======== Records for this exercise
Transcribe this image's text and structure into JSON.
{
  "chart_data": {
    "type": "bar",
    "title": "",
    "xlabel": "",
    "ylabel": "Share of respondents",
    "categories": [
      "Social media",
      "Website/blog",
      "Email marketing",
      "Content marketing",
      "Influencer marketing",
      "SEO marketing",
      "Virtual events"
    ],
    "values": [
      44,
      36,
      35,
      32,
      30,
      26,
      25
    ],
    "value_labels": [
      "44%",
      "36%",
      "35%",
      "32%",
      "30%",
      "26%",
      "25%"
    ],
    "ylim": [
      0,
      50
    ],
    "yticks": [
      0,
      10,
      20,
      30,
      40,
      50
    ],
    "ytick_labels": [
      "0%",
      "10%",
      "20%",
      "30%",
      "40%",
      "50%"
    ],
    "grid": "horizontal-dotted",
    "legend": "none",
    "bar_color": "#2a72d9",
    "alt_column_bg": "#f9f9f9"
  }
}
================
Restate every record exactly, leaving nothing out.

## Answer for the task
Transcribe this image's text and structure into JSON.
{
  "chart_data": {
    "type": "bar",
    "title": "",
    "xlabel": "",
    "ylabel": "Share of respondents",
    "categories": [
      "Social media",
      "Website/blog",
      "Email marketing",
      "Content marketing",
      "Influencer marketing",
      "SEO marketing",
      "Virtual events"
    ],
    "values": [
      44,
      36,
      35,
      32,
      30,
      26,
      25
    ],
    "value_labels": [
      "44%",
      "36%",
      "35%",
      "32%",
      "30%",
      "26%",
      "25%"
    ],
    "ylim": [
      0,
      50
    ],
    "yticks": [
      0,
      10,
      20,
      30,
      40,
      50
    ],
    "ytick_labels": [
      "0%",
      "10%",
      "20%",
      "30%",
      "40%",
      "50%"
    ],
    "grid": "horizontal-dotted",
    "legend": "none",
    "bar_color": "#2a72d9",
    "alt_column_bg": "#f9f9f9"
  }
}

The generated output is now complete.